### WHAT IS NEEDED:
Where does the string "Tissue" appear in the records? Copy every line that contains it.

Stored records
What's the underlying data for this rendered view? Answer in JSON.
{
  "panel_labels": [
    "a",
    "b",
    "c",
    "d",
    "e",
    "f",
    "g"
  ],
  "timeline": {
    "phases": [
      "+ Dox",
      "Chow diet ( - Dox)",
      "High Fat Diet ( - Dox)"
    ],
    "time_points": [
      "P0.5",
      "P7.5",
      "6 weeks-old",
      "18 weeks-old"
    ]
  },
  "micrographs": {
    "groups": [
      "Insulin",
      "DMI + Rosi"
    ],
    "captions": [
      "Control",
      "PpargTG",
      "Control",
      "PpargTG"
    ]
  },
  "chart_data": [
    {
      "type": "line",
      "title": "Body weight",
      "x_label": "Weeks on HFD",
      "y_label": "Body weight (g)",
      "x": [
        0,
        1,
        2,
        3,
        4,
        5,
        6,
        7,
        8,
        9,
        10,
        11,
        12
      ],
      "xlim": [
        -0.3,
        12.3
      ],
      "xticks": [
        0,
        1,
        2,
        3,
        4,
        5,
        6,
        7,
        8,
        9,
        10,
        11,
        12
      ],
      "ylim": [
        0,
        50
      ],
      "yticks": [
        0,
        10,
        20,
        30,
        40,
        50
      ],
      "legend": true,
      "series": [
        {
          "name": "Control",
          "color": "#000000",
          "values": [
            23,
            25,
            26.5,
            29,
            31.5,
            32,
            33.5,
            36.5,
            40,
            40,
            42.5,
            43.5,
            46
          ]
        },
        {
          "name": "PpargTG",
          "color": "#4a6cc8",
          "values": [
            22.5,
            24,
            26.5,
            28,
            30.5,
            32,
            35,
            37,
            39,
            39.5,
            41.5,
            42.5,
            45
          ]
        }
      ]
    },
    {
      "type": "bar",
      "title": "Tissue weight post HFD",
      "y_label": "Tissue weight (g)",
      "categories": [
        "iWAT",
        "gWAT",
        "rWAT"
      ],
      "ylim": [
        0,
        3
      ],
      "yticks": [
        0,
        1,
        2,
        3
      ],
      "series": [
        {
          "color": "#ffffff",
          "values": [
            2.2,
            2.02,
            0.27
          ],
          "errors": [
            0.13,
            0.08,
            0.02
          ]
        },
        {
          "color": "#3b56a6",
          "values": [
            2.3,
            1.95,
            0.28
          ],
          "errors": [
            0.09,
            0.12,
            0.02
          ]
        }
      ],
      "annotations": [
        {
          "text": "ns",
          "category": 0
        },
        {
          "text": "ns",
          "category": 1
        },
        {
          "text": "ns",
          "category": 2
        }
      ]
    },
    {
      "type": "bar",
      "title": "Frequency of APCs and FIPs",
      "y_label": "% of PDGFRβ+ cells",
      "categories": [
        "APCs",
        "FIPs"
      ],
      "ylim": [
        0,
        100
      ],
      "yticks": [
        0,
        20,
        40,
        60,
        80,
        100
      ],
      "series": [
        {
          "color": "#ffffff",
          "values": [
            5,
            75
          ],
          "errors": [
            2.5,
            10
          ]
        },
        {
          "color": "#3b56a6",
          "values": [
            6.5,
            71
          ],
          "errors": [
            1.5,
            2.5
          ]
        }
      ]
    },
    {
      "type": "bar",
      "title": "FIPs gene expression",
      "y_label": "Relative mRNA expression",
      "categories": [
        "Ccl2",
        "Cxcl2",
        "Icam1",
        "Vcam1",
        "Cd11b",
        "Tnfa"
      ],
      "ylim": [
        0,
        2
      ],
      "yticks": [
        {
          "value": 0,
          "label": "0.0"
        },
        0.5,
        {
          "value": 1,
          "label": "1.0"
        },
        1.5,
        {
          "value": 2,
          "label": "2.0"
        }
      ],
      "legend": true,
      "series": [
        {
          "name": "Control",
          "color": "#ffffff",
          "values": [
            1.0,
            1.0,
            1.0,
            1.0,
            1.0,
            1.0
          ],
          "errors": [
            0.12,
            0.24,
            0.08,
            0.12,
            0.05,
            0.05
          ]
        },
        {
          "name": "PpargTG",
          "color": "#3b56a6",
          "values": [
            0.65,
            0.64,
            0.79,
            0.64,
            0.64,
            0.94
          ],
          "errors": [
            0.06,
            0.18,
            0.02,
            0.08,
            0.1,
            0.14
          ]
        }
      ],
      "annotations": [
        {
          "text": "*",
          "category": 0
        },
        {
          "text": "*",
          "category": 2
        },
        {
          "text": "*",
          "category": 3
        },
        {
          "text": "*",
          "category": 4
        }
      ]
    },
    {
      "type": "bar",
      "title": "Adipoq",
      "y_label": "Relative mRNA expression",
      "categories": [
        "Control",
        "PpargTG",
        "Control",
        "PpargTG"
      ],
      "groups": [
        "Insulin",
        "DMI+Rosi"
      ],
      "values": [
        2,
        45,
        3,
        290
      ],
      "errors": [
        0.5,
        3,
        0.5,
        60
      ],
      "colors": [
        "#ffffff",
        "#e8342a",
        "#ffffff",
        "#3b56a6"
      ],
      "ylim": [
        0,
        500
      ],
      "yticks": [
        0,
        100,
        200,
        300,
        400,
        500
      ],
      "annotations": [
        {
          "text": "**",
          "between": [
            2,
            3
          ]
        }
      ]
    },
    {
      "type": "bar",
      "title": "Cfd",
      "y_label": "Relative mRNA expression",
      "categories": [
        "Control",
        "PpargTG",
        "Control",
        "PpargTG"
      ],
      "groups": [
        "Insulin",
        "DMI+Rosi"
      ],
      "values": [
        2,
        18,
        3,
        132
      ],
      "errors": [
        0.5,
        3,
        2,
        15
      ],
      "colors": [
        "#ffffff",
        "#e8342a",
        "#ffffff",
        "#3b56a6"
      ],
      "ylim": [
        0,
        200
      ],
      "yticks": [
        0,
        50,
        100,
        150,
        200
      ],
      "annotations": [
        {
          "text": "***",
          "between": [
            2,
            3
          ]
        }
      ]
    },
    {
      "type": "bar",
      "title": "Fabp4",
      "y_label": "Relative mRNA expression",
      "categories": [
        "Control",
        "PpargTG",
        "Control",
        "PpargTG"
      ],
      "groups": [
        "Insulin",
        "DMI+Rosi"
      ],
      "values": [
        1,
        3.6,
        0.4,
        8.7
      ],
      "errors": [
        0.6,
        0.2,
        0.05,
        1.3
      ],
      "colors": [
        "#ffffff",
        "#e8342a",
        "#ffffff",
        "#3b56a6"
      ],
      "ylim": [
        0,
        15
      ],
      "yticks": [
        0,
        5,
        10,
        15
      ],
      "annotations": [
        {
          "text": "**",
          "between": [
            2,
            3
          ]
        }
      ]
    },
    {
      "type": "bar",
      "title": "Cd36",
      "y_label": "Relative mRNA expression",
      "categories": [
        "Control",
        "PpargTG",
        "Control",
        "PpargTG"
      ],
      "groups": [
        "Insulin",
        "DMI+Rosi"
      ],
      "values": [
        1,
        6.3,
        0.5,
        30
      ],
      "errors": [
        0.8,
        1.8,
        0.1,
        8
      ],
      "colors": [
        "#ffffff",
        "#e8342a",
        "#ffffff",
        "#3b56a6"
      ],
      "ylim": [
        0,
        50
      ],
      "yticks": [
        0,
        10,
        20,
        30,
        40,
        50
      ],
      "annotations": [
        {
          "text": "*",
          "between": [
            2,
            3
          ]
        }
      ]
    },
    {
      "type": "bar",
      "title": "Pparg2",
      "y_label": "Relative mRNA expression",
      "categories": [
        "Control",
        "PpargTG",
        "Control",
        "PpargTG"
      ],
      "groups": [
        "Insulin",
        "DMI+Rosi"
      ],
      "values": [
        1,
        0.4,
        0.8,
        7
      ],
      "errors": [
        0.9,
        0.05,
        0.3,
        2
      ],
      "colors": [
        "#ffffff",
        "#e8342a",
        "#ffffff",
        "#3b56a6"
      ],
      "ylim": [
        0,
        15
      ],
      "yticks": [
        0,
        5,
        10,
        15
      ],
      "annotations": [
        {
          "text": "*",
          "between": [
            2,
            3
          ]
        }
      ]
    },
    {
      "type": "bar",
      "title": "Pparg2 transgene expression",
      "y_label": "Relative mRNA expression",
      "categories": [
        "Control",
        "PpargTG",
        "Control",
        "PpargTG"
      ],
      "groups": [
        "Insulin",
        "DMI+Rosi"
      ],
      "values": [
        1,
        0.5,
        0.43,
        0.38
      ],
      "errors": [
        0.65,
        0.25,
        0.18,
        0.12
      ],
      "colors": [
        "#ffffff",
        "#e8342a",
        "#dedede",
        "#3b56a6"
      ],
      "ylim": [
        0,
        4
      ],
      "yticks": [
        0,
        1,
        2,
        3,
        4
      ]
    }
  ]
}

### EXPECTED OUTPUT:
      "title": "Tissue weight post HFD",
      "y_label": "Tissue weight (g)",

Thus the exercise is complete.